Find each line with the string "text" and copy it.
╔══
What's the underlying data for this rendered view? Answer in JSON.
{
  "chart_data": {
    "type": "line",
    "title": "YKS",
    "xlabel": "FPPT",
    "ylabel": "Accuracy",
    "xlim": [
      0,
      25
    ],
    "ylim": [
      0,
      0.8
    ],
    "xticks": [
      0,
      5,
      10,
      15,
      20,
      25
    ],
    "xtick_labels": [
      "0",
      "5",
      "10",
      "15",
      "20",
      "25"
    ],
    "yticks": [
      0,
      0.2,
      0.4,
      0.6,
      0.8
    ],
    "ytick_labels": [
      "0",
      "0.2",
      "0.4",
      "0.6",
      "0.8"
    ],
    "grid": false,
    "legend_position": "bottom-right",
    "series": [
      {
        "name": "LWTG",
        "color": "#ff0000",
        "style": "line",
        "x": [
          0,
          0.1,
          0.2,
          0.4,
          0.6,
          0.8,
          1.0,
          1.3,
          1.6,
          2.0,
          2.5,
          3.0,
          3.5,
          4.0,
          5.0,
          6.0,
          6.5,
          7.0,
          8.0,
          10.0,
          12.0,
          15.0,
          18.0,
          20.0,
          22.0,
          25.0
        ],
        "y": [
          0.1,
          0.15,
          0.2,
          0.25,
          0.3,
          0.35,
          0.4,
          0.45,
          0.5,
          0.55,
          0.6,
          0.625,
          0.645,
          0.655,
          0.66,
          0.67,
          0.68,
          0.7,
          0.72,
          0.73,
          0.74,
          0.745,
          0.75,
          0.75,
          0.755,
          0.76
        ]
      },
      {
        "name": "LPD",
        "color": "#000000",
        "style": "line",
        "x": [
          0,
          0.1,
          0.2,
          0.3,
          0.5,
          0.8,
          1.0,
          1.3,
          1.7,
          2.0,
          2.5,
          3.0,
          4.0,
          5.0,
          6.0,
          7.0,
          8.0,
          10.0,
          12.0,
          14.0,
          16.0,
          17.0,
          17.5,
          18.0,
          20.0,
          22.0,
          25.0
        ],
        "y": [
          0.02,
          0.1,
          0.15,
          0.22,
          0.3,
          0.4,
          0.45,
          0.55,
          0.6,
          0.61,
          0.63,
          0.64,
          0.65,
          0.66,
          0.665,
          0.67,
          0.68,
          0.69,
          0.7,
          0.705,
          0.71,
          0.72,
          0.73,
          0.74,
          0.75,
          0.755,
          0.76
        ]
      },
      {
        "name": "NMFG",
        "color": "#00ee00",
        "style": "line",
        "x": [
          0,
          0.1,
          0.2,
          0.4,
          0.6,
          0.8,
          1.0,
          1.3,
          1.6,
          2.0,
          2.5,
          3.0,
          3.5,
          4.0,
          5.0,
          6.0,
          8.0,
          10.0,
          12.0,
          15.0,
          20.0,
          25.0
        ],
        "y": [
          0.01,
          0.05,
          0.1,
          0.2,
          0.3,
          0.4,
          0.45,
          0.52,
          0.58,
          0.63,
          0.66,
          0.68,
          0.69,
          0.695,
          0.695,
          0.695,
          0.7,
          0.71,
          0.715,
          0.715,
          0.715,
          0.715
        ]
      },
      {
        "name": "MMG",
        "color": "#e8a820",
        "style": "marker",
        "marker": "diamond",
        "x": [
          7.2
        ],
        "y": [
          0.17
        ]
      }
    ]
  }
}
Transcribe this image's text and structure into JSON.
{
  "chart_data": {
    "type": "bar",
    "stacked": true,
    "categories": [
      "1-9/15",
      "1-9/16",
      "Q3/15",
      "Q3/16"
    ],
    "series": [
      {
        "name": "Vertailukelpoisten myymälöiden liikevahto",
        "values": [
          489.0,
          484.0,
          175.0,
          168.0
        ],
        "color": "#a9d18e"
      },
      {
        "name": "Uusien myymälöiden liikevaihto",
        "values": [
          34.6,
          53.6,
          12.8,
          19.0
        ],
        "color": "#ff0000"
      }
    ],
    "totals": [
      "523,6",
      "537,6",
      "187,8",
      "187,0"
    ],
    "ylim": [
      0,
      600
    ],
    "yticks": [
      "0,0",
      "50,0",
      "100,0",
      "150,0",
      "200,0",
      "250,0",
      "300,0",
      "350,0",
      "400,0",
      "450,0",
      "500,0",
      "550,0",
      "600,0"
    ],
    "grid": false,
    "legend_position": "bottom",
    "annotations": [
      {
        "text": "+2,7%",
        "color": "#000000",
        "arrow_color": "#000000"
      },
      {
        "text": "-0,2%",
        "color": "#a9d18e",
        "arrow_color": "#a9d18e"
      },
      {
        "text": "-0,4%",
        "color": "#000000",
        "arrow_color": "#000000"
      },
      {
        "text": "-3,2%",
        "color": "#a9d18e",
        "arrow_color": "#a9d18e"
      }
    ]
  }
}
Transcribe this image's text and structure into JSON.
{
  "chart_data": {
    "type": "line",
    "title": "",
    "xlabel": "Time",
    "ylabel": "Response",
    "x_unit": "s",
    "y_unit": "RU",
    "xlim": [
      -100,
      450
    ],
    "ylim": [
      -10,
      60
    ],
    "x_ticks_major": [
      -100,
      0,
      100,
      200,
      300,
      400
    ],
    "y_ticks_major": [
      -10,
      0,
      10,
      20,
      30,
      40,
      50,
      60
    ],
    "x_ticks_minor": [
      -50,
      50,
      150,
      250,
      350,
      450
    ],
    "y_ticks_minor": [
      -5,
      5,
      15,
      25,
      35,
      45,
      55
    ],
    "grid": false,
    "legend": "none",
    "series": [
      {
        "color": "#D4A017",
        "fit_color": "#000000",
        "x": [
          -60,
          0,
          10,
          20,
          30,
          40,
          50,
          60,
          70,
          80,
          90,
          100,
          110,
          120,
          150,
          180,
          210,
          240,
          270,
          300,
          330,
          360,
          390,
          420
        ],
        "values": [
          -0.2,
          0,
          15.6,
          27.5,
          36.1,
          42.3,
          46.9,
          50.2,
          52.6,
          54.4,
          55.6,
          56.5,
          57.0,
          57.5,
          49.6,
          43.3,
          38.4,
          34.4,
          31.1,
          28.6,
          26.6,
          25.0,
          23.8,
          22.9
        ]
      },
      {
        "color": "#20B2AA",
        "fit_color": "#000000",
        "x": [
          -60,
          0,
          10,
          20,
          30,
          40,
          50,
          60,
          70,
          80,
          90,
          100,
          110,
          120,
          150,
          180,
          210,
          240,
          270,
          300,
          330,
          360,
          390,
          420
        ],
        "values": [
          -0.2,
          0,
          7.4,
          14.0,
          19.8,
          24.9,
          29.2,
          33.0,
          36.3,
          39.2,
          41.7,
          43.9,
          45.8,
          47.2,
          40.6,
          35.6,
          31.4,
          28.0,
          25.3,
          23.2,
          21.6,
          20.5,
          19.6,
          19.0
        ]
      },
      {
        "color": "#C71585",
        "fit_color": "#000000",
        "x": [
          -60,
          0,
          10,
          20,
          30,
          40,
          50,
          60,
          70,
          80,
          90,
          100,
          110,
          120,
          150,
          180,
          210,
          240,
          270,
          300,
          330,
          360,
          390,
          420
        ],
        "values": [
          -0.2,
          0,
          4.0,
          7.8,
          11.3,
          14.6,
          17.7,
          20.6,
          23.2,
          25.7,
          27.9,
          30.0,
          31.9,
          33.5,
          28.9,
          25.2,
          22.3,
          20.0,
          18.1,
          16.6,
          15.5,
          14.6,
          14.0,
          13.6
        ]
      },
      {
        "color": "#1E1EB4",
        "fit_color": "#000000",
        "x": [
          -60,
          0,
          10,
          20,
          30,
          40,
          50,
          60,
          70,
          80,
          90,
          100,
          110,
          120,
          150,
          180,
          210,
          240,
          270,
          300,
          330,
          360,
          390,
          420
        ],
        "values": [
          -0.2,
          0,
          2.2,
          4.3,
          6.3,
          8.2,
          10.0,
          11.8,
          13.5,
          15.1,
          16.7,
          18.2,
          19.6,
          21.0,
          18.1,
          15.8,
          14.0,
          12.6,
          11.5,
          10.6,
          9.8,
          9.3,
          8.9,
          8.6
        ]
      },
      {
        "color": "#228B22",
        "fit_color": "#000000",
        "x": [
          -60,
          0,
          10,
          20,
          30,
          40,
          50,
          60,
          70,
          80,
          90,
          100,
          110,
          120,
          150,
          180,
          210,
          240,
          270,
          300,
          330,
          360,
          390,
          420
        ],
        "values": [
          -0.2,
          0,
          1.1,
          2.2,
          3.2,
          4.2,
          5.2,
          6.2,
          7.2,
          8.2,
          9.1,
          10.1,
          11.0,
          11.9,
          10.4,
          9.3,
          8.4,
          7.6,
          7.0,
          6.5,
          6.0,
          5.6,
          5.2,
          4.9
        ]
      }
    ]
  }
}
╚══
» Finished exercise
Transcribe this image's text and structure into JSON.
        "text": "+2,7%",
        "text": "-0,2%",
        "text": "-0,4%",
        "text": "-3,2%",
Transcribe this image's text and structure into JSON.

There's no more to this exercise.